_EXERCISE AIM:_ Print out the material that follows word for word.
==== EXERCISE MATERIALS
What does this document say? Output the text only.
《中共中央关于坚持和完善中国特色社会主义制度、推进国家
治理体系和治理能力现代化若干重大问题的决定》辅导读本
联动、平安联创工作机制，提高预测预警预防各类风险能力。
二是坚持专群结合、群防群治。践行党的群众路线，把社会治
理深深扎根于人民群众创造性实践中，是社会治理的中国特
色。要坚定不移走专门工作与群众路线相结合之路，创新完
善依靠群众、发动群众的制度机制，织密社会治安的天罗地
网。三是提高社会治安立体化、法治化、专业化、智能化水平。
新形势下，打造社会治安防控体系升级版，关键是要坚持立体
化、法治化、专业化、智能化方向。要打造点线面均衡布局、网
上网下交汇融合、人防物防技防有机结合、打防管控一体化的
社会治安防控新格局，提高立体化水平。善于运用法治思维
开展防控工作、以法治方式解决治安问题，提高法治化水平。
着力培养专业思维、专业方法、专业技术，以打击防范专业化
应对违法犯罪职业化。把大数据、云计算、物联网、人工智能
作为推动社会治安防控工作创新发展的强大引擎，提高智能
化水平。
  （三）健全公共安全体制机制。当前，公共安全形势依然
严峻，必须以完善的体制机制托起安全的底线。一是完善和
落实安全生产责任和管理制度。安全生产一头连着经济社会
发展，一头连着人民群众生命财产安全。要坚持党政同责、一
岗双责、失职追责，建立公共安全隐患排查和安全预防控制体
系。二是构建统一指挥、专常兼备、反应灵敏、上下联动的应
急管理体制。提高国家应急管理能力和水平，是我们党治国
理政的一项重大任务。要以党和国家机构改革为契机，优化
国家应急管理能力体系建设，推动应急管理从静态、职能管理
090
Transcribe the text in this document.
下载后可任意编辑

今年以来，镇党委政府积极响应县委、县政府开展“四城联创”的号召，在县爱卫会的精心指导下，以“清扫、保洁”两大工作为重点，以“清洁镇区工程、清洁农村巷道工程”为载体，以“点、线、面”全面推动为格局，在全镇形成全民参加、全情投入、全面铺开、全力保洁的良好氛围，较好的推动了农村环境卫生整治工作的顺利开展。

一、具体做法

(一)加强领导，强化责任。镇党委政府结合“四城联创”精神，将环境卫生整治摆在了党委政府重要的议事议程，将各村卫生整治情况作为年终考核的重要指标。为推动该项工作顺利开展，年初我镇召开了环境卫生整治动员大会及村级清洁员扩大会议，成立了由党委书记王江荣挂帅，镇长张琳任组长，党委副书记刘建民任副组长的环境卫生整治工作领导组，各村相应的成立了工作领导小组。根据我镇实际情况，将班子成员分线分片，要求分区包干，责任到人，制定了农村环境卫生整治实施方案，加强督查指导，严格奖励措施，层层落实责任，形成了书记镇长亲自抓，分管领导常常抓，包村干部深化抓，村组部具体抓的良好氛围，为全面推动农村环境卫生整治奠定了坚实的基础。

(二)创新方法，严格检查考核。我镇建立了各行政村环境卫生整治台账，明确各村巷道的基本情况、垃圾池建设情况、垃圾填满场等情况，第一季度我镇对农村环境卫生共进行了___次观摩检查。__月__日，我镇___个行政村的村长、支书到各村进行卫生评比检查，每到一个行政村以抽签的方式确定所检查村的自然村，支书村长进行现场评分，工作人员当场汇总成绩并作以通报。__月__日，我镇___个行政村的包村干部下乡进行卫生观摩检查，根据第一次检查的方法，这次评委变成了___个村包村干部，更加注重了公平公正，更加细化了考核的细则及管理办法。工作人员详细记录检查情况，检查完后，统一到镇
========
_EXERCISE RESPONSE:_
What does this document say? Output the text only.
《中共中央关于坚持和完善中国特色社会主义制度、推进国家
治理体系和治理能力现代化若干重大问题的决定》辅导读本
联动、平安联创工作机制，提高预测预警预防各类风险能力。
二是坚持专群结合、群防群治。践行党的群众路线，把社会治
理深深扎根于人民群众创造性实践中，是社会治理的中国特
色。要坚定不移走专门工作与群众路线相结合之路，创新完
善依靠群众、发动群众的制度机制，织密社会治安的天罗地
网。三是提高社会治安立体化、法治化、专业化、智能化水平。
新形势下，打造社会治安防控体系升级版，关键是要坚持立体
化、法治化、专业化、智能化方向。要打造点线面均衡布局、网
上网下交汇融合、人防物防技防有机结合、打防管控一体化的
社会治安防控新格局，提高立体化水平。善于运用法治思维
开展防控工作、以法治方式解决治安问题，提高法治化水平。
着力培养专业思维、专业方法、专业技术，以打击防范专业化
应对违法犯罪职业化。把大数据、云计算、物联网、人工智能
作为推动社会治安防控工作创新发展的强大引擎，提高智能
化水平。
  （三）健全公共安全体制机制。当前，公共安全形势依然
严峻，必须以完善的体制机制托起安全的底线。一是完善和
落实安全生产责任和管理制度。安全生产一头连着经济社会
发展，一头连着人民群众生命财产安全。要坚持党政同责、一
岗双责、失职追责，建立公共安全隐患排查和安全预防控制体
系。二是构建统一指挥、专常兼备、反应灵敏、上下联动的应
急管理体制。提高国家应急管理能力和水平，是我们党治国
理政的一项重大任务。要以党和国家机构改革为契机，优化
国家应急管理能力体系建设，推动应急管理从静态、职能管理
090
Transcribe the text in this document.
下载后可任意编辑

今年以来，镇党委政府积极响应县委、县政府开展“四城联创”的号召，在县爱卫会的精心指导下，以“清扫、保洁”两大工作为重点，以“清洁镇区工程、清洁农村巷道工程”为载体，以“点、线、面”全面推动为格局，在全镇形成全民参加、全情投入、全面铺开、全力保洁的良好氛围，较好的推动了农村环境卫生整治工作的顺利开展。

一、具体做法

(一)加强领导，强化责任。镇党委政府结合“四城联创”精神，将环境卫生整治摆在了党委政府重要的议事议程，将各村卫生整治情况作为年终考核的重要指标。为推动该项工作顺利开展，年初我镇召开了环境卫生整治动员大会及村级清洁员扩大会议，成立了由党委书记王江荣挂帅，镇长张琳任组长，党委副书记刘建民任副组长的环境卫生整治工作领导组，各村相应的成立了工作领导小组。根据我镇实际情况，将班子成员分线分片，要求分区包干，责任到人，制定了农村环境卫生整治实施方案，加强督查指导，严格奖励措施，层层落实责任，形成了书记镇长亲自抓，分管领导常常抓，包村干部深化抓，村组部具体抓的良好氛围，为全面推动农村环境卫生整治奠定了坚实的基础。

(二)创新方法，严格检查考核。我镇建立了各行政村环境卫生整治台账，明确各村巷道的基本情况、垃圾池建设情况、垃圾填满场等情况，第一季度我镇对农村环境卫生共进行了___次观摩检查。__月__日，我镇___个行政村的村长、支书到各村进行卫生评比检查，每到一个行政村以抽签的方式确定所检查村的自然村，支书村长进行现场评分，工作人员当场汇总成绩并作以通报。__月__日，我镇___个行政村的包村干部下乡进行卫生观摩检查，根据第一次检查的方法，这次评委变成了___个村包村干部，更加注重了公平公正，更加细化了考核的细则及管理办法。工作人员详细记录检查情况，检查完后，统一到镇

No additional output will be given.